Within the data that follows, how many lines carry the string "logg"? Give the number alone.

** start Supplied data **

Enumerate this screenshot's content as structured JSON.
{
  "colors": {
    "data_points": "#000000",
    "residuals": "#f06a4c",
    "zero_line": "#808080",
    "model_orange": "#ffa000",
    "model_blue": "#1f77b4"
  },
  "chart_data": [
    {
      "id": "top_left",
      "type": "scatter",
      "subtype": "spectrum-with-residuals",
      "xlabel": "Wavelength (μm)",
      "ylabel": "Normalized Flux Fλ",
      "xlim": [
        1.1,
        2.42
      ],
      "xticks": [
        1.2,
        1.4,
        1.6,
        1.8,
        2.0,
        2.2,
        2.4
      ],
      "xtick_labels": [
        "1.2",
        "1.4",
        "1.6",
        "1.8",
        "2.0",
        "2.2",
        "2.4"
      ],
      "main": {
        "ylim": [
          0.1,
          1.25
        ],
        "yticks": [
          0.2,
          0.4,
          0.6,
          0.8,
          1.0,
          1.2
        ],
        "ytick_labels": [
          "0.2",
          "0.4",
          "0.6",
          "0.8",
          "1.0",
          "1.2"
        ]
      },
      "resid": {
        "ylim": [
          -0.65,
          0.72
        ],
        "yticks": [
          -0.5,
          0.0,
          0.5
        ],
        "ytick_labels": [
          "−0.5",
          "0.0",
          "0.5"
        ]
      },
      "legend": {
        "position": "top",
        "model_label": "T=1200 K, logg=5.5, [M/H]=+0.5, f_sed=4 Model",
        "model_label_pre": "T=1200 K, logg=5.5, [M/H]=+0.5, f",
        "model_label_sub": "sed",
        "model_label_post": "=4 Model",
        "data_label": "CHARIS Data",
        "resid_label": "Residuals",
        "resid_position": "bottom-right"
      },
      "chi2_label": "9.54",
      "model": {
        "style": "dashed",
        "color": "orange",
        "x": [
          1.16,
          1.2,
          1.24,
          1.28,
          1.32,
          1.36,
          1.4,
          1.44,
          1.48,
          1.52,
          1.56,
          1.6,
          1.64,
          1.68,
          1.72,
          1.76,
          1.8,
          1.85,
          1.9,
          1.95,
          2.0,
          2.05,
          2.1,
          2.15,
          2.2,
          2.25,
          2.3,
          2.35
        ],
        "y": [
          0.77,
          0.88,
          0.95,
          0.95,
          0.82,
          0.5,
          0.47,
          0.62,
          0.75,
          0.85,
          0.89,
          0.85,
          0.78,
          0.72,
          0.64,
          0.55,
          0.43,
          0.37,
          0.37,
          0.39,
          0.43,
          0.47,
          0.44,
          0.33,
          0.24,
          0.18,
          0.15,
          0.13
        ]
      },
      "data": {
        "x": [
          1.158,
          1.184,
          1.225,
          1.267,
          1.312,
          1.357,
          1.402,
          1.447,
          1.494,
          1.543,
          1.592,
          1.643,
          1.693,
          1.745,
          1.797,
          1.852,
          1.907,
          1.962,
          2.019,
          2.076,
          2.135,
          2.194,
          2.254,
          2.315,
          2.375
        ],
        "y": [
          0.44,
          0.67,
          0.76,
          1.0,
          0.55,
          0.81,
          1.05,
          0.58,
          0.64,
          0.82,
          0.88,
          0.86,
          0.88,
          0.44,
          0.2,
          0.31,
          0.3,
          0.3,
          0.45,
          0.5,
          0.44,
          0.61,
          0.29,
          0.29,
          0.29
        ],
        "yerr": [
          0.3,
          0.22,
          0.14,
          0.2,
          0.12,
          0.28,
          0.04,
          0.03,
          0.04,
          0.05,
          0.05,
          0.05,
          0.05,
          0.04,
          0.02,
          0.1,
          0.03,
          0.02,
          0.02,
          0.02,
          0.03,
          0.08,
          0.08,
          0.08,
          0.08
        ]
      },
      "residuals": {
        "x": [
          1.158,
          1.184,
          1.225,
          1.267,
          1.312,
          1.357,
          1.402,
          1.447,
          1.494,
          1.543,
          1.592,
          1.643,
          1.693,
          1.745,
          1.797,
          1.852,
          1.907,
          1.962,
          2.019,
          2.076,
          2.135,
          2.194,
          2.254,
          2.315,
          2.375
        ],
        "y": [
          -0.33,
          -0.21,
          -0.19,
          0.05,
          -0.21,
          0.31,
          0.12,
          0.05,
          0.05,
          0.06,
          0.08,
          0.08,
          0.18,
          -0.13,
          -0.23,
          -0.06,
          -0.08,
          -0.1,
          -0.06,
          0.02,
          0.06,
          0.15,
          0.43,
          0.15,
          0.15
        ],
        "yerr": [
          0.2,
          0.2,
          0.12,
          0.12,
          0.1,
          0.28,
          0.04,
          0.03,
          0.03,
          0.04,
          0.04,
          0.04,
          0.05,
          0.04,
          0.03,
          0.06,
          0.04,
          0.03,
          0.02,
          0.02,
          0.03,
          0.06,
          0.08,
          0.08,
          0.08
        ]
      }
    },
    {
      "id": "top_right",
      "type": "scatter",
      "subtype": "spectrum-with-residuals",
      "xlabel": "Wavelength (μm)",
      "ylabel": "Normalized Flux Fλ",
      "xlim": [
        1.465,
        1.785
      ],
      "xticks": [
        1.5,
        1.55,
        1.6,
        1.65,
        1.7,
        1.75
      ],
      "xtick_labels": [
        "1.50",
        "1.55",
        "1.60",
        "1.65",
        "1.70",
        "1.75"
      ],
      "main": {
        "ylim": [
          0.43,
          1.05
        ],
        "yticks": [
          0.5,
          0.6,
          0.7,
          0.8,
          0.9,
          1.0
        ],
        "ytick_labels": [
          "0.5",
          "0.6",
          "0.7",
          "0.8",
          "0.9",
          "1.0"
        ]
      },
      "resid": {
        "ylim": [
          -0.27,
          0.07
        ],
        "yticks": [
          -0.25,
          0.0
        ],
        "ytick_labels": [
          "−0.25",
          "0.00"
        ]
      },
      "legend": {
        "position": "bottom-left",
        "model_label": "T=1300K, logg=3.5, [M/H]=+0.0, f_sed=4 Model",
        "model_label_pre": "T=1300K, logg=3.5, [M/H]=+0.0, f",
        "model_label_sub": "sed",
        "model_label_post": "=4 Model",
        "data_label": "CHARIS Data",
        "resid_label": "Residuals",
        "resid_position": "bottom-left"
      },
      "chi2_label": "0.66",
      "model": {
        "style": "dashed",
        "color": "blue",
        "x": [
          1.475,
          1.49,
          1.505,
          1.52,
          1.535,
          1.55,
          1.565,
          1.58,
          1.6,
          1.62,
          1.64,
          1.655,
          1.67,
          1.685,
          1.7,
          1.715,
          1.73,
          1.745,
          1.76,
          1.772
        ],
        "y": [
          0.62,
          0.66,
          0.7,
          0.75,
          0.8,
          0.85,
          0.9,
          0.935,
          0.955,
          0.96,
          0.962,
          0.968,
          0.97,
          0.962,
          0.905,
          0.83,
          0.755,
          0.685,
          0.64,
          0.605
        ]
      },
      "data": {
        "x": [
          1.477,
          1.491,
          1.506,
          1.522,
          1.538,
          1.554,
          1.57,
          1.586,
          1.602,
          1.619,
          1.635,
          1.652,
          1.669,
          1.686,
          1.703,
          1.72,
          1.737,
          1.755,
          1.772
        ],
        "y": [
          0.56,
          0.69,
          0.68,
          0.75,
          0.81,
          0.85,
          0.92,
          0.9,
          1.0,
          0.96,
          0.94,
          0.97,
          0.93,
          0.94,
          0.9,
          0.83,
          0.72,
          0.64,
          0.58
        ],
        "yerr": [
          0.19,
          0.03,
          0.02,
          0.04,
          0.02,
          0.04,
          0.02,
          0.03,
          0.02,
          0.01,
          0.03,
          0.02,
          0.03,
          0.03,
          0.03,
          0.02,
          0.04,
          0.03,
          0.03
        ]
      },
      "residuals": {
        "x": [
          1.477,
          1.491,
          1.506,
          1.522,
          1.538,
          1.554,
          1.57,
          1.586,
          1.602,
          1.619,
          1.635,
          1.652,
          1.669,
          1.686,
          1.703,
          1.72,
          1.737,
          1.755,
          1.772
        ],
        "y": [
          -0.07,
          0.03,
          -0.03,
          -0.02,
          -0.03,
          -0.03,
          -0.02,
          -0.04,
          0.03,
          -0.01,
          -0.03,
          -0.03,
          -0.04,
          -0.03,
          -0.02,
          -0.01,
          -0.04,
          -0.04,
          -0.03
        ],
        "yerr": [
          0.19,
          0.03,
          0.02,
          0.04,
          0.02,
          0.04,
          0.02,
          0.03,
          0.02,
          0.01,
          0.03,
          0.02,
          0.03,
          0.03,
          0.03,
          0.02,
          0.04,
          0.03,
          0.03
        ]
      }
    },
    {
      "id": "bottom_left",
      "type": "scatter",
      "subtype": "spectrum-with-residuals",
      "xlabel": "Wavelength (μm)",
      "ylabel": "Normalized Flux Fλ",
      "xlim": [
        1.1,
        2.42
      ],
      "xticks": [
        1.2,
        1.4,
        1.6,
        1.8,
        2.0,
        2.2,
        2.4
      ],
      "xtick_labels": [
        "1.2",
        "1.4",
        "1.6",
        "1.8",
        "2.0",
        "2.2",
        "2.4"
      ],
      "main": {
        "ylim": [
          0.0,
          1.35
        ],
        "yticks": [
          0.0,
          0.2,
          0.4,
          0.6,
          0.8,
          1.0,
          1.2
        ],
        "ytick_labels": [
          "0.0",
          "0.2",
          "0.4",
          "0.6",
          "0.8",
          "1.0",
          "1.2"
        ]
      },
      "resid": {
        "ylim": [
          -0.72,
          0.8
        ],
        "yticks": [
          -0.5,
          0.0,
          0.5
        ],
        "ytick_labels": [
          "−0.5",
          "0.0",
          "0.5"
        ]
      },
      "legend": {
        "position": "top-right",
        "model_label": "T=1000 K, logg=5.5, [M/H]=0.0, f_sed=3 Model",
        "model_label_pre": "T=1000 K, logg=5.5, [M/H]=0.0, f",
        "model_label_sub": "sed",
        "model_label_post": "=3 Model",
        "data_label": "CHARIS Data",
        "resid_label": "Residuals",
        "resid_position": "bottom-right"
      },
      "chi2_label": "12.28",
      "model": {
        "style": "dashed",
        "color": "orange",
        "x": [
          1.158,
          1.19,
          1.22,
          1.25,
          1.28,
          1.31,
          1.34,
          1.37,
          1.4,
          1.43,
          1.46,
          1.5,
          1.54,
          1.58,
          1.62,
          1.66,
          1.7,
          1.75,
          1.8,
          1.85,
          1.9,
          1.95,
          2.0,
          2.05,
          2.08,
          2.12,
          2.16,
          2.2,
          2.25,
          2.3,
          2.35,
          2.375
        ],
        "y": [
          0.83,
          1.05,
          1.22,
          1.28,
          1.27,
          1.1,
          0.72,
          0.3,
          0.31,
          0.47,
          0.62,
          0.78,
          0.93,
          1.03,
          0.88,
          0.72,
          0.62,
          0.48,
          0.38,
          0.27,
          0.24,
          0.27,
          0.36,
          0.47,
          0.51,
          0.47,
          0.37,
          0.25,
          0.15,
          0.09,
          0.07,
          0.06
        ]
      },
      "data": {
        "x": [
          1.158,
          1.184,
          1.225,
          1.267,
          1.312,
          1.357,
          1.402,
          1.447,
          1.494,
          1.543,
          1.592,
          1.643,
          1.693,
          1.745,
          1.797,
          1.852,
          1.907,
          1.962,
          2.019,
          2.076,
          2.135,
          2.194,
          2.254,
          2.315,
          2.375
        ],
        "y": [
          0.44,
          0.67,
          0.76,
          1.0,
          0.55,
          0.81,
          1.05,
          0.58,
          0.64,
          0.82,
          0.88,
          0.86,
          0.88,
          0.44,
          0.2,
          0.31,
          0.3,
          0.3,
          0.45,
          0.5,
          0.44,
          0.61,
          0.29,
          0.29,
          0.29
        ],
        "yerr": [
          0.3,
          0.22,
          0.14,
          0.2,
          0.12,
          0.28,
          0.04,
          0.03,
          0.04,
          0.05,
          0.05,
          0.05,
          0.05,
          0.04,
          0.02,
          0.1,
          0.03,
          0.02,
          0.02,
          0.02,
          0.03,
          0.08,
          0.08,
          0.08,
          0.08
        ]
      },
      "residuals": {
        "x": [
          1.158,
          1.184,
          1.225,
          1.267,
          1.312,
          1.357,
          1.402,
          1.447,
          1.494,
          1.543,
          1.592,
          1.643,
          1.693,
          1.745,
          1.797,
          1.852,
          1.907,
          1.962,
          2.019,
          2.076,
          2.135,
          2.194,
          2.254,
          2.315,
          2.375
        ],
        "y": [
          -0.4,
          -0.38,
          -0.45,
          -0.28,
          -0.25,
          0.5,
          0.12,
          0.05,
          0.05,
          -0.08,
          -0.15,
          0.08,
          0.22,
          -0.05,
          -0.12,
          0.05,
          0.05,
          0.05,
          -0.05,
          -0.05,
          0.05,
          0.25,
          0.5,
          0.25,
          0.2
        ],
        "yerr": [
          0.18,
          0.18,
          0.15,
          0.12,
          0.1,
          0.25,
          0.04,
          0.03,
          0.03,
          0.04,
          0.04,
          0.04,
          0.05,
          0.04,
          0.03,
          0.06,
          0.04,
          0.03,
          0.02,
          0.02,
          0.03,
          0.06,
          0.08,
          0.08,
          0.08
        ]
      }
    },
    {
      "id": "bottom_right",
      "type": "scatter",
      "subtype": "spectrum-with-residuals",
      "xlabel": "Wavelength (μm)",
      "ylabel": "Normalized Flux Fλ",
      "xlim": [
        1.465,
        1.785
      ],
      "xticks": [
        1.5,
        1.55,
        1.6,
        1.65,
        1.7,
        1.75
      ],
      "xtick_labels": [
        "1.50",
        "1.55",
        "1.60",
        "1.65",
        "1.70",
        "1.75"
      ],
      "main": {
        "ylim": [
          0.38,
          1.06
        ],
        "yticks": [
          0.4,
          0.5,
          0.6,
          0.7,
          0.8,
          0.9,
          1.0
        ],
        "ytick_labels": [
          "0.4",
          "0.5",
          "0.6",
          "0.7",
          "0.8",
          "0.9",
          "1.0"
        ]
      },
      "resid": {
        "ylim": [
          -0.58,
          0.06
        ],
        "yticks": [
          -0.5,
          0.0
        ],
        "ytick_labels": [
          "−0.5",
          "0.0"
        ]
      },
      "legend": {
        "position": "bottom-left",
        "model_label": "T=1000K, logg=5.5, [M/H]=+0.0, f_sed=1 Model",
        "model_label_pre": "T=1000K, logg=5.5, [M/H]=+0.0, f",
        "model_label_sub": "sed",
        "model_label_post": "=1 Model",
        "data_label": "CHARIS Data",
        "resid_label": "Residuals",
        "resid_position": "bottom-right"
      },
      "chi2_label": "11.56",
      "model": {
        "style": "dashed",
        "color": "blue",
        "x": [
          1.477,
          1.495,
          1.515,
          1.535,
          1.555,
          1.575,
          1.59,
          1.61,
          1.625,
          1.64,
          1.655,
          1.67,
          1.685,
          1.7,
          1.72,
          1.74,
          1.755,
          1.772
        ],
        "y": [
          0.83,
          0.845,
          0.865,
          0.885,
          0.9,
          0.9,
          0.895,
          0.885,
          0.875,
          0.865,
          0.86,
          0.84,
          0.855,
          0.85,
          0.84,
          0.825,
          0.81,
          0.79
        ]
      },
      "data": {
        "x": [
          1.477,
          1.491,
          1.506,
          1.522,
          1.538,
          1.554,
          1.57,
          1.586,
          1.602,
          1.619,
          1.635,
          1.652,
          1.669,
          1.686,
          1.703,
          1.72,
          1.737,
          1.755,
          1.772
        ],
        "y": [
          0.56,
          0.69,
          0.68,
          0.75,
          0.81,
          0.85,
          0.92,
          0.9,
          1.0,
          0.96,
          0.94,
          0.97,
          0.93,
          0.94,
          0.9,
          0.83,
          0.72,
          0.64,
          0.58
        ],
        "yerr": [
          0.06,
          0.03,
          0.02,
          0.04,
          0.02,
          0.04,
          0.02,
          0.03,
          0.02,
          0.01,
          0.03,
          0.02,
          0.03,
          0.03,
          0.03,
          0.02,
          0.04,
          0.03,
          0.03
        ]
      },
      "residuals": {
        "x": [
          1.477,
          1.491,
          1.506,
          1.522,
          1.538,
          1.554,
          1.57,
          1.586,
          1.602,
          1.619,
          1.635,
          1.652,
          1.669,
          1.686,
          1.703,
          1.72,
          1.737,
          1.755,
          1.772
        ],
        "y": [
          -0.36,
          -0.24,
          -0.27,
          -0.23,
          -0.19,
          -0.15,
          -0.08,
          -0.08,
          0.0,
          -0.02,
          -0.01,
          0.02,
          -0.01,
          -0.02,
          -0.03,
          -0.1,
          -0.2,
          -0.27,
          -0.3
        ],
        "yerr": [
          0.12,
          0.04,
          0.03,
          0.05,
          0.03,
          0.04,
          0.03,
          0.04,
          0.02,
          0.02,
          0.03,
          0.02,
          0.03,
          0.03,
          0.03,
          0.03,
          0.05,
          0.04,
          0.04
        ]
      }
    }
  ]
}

** end Supplied data **

• **Response for this exercise**: 8